> Task directions
Each line of the material below that holds the word "chevron" needs to be copied.

[Rows from a dataset]
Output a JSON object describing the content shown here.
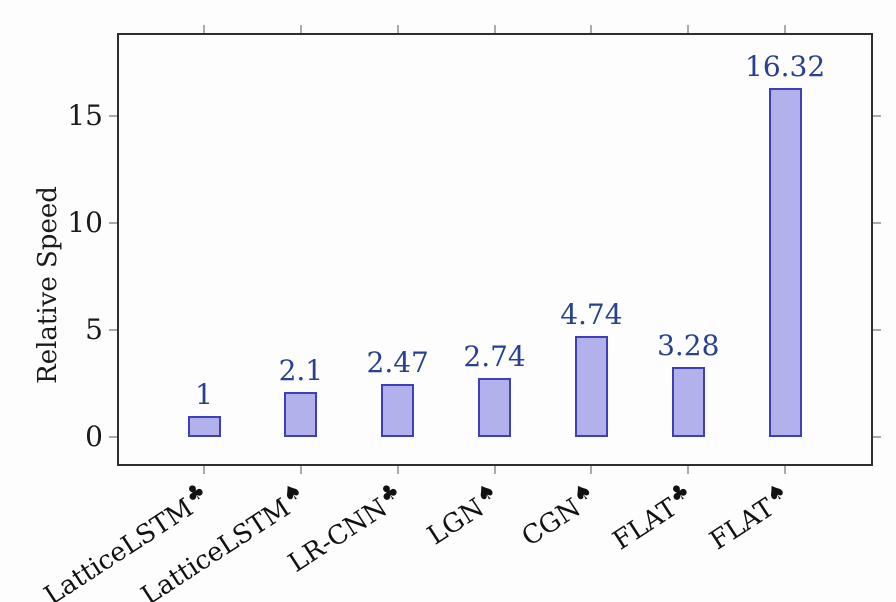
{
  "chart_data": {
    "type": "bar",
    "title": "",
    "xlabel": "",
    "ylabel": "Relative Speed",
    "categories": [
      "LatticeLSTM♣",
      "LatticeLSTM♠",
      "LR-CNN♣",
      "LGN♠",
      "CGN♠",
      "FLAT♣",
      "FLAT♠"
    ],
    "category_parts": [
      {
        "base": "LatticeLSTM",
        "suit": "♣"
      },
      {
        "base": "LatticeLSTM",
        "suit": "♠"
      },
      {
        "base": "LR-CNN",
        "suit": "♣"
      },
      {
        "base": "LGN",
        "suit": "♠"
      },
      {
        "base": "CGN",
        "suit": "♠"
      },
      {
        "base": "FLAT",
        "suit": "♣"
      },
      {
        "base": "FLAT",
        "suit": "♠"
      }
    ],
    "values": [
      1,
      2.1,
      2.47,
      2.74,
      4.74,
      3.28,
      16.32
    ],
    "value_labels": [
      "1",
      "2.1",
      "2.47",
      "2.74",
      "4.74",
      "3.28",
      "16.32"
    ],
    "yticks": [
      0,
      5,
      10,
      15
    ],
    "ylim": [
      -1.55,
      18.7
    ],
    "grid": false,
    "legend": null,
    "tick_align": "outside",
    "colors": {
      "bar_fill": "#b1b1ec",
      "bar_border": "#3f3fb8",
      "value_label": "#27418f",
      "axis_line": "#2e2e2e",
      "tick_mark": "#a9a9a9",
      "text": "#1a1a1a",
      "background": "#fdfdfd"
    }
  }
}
--
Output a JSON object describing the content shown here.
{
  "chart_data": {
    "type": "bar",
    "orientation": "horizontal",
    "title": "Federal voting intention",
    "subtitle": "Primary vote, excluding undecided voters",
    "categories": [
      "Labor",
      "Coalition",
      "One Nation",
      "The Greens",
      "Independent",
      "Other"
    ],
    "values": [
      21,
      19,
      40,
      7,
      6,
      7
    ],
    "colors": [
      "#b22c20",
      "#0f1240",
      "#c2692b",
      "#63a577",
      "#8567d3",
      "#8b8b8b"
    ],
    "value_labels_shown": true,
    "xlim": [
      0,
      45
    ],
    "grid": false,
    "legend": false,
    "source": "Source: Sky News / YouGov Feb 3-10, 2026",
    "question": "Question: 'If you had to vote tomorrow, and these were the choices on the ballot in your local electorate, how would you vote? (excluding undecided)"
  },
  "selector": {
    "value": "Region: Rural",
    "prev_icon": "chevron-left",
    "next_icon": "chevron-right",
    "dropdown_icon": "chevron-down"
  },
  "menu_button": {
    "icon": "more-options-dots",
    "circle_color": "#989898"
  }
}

> Problem solution
    "prev_icon": "chevron-left",
    "next_icon": "chevron-right",
    "dropdown_icon": "chevron-down"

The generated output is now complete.